Bounding box annotations:
***

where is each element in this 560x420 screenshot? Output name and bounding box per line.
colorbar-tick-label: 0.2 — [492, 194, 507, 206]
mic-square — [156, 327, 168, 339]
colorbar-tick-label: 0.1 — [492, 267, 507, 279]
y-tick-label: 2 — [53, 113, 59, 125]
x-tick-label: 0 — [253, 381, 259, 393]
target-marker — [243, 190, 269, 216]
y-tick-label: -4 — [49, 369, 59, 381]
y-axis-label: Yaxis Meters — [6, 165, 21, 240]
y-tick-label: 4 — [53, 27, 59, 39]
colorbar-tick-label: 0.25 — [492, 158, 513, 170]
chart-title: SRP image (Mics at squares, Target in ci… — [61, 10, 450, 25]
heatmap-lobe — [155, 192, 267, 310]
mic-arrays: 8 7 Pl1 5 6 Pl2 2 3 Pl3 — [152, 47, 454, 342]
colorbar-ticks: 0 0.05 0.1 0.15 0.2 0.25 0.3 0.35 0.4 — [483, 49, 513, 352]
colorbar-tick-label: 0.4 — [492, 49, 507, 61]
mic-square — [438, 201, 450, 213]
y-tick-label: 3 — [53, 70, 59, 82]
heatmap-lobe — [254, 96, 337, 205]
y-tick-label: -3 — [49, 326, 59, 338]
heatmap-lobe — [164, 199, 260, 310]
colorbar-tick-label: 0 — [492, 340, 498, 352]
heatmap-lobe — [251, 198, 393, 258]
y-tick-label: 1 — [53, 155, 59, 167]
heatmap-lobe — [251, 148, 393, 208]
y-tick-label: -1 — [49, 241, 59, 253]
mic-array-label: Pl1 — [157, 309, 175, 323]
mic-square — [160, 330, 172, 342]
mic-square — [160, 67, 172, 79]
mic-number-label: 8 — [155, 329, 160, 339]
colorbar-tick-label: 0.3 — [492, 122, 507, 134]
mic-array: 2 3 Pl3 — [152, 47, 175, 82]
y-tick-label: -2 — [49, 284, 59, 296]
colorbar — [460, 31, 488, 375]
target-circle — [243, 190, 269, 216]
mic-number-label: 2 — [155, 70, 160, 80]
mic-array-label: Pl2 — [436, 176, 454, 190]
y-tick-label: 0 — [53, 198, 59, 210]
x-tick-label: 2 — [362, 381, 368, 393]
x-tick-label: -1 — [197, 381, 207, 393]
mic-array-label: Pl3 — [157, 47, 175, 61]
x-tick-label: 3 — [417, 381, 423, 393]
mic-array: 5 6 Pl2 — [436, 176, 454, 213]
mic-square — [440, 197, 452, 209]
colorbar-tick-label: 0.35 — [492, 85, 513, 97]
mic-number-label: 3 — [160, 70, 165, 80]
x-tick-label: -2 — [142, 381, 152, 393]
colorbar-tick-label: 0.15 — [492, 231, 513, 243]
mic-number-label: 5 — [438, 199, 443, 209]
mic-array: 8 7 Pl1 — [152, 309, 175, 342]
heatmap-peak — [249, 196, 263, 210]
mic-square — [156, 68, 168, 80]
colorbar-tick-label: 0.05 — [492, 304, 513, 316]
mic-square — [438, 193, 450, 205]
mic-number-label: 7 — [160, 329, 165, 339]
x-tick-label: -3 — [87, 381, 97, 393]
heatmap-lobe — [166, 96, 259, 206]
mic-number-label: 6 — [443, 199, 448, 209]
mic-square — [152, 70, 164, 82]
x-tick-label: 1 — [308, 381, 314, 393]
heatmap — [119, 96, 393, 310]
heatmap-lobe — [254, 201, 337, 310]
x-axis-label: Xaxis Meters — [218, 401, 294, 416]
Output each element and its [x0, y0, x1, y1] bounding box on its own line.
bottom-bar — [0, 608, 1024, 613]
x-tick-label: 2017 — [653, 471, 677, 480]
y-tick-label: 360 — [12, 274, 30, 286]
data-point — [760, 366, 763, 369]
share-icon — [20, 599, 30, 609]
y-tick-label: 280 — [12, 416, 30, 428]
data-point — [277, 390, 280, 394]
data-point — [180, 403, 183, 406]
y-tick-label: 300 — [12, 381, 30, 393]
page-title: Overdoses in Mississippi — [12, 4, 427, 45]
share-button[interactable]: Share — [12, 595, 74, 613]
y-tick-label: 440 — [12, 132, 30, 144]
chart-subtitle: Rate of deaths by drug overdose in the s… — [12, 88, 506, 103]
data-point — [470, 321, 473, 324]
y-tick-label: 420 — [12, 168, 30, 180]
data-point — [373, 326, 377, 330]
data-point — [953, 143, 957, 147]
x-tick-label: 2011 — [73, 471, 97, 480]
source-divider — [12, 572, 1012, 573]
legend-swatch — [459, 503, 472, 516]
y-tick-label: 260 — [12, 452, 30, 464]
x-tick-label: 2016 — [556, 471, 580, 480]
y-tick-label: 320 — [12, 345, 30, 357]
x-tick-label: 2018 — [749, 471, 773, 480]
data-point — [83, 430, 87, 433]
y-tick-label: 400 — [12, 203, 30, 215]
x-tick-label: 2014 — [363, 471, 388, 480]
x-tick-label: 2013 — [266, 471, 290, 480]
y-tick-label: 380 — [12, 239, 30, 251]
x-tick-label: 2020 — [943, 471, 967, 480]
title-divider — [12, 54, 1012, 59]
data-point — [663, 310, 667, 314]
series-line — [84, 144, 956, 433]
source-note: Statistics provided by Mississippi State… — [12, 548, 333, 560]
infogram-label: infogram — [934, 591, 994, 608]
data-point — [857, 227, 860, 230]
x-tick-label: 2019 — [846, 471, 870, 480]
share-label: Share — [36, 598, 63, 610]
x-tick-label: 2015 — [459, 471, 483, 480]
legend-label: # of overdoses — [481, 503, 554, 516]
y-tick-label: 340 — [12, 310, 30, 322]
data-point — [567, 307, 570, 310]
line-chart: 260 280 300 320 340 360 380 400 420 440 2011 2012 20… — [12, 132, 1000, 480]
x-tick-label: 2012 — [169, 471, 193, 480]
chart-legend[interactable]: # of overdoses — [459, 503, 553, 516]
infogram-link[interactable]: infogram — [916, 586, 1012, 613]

***

## Task goal
Could you extract every one of the lines above and reproduce each one character for character?

## Correct answer
where is each element in this 560x420 screenshot? Output name and bounding box per line.
colorbar-tick-label: 0.2 — [492, 194, 507, 206]
mic-square — [156, 327, 168, 339]
colorbar-tick-label: 0.1 — [492, 267, 507, 279]
y-tick-label: 2 — [53, 113, 59, 125]
x-tick-label: 0 — [253, 381, 259, 393]
target-marker — [243, 190, 269, 216]
y-tick-label: -4 — [49, 369, 59, 381]
y-axis-label: Yaxis Meters — [6, 165, 21, 240]
y-tick-label: 4 — [53, 27, 59, 39]
colorbar-tick-label: 0.25 — [492, 158, 513, 170]
chart-title: SRP image (Mics at squares, Target in ci… — [61, 10, 450, 25]
heatmap-lobe — [155, 192, 267, 310]
mic-arrays: 8 7 Pl1 5 6 Pl2 2 3 Pl3 — [152, 47, 454, 342]
colorbar-ticks: 0 0.05 0.1 0.15 0.2 0.25 0.3 0.35 0.4 — [483, 49, 513, 352]
colorbar-tick-label: 0.4 — [492, 49, 507, 61]
mic-square — [438, 201, 450, 213]
y-tick-label: 3 — [53, 70, 59, 82]
heatmap-lobe — [254, 96, 337, 205]
y-tick-label: -3 — [49, 326, 59, 338]
heatmap-lobe — [164, 199, 260, 310]
colorbar-tick-label: 0 — [492, 340, 498, 352]
heatmap-lobe — [251, 198, 393, 258]
y-tick-label: 1 — [53, 155, 59, 167]
heatmap-lobe — [251, 148, 393, 208]
y-tick-label: -1 — [49, 241, 59, 253]
mic-array-label: Pl1 — [157, 309, 175, 323]
mic-square — [160, 330, 172, 342]
mic-square — [160, 67, 172, 79]
mic-number-label: 8 — [155, 329, 160, 339]
colorbar-tick-label: 0.3 — [492, 122, 507, 134]
mic-array: 2 3 Pl3 — [152, 47, 175, 82]
y-tick-label: -2 — [49, 284, 59, 296]
colorbar — [460, 31, 488, 375]
target-circle — [243, 190, 269, 216]
mic-number-label: 2 — [155, 70, 160, 80]
mic-array-label: Pl2 — [436, 176, 454, 190]
y-tick-label: 0 — [53, 198, 59, 210]
x-tick-label: 2 — [362, 381, 368, 393]
x-tick-label: -1 — [197, 381, 207, 393]
mic-array-label: Pl3 — [157, 47, 175, 61]
x-tick-label: 3 — [417, 381, 423, 393]
mic-array: 5 6 Pl2 — [436, 176, 454, 213]
mic-square — [440, 197, 452, 209]
colorbar-tick-label: 0.35 — [492, 85, 513, 97]
mic-number-label: 3 — [160, 70, 165, 80]
x-tick-label: -2 — [142, 381, 152, 393]
colorbar-tick-label: 0.15 — [492, 231, 513, 243]
mic-number-label: 5 — [438, 199, 443, 209]
mic-array: 8 7 Pl1 — [152, 309, 175, 342]
heatmap-peak — [249, 196, 263, 210]
mic-square — [156, 68, 168, 80]
colorbar-tick-label: 0.05 — [492, 304, 513, 316]
mic-square — [438, 193, 450, 205]
mic-number-label: 7 — [160, 329, 165, 339]
x-tick-label: -3 — [87, 381, 97, 393]
heatmap-lobe — [166, 96, 259, 206]
mic-number-label: 6 — [443, 199, 448, 209]
mic-square — [152, 70, 164, 82]
x-tick-label: 1 — [308, 381, 314, 393]
heatmap — [119, 96, 393, 310]
heatmap-lobe — [254, 201, 337, 310]
x-axis-label: Xaxis Meters — [218, 401, 294, 416]
Output each element and its [x0, y0, x1, y1] bounding box on its own line.
bottom-bar — [0, 608, 1024, 613]
x-tick-label: 2017 — [653, 471, 677, 480]
y-tick-label: 360 — [12, 274, 30, 286]
data-point — [760, 366, 763, 369]
share-icon — [20, 599, 30, 609]
y-tick-label: 280 — [12, 416, 30, 428]
data-point — [277, 390, 280, 394]
data-point — [180, 403, 183, 406]
y-tick-label: 300 — [12, 381, 30, 393]
page-title: Overdoses in Mississippi — [12, 4, 427, 45]
share-button[interactable]: Share — [12, 595, 74, 613]
y-tick-label: 440 — [12, 132, 30, 144]
chart-subtitle: Rate of deaths by drug overdose in the s… — [12, 88, 506, 103]
data-point — [470, 321, 473, 324]
y-tick-label: 420 — [12, 168, 30, 180]
data-point — [373, 326, 377, 330]
data-point — [953, 143, 957, 147]
x-tick-label: 2011 — [73, 471, 97, 480]
source-divider — [12, 572, 1012, 573]
legend-swatch — [459, 503, 472, 516]
y-tick-label: 260 — [12, 452, 30, 464]
x-tick-label: 2016 — [556, 471, 580, 480]
y-tick-label: 320 — [12, 345, 30, 357]
x-tick-label: 2018 — [749, 471, 773, 480]
data-point — [83, 430, 87, 433]
y-tick-label: 400 — [12, 203, 30, 215]
x-tick-label: 2014 — [363, 471, 388, 480]
x-tick-label: 2013 — [266, 471, 290, 480]
y-tick-label: 380 — [12, 239, 30, 251]
x-tick-label: 2020 — [943, 471, 967, 480]
title-divider — [12, 54, 1012, 59]
data-point — [663, 310, 667, 314]
series-line — [84, 144, 956, 433]
source-note: Statistics provided by Mississippi State… — [12, 548, 333, 560]
infogram-label: infogram — [934, 591, 994, 608]
data-point — [857, 227, 860, 230]
x-tick-label: 2019 — [846, 471, 870, 480]
share-label: Share — [36, 598, 63, 610]
x-tick-label: 2015 — [459, 471, 483, 480]
legend-label: # of overdoses — [481, 503, 554, 516]
y-tick-label: 340 — [12, 310, 30, 322]
data-point — [567, 307, 570, 310]
line-chart: 260 280 300 320 340 360 380 400 420 440 2011 2012 20… — [12, 132, 1000, 480]
x-tick-label: 2012 — [169, 471, 193, 480]
chart-legend[interactable]: # of overdoses — [459, 503, 553, 516]
infogram-link[interactable]: infogram — [916, 586, 1012, 613]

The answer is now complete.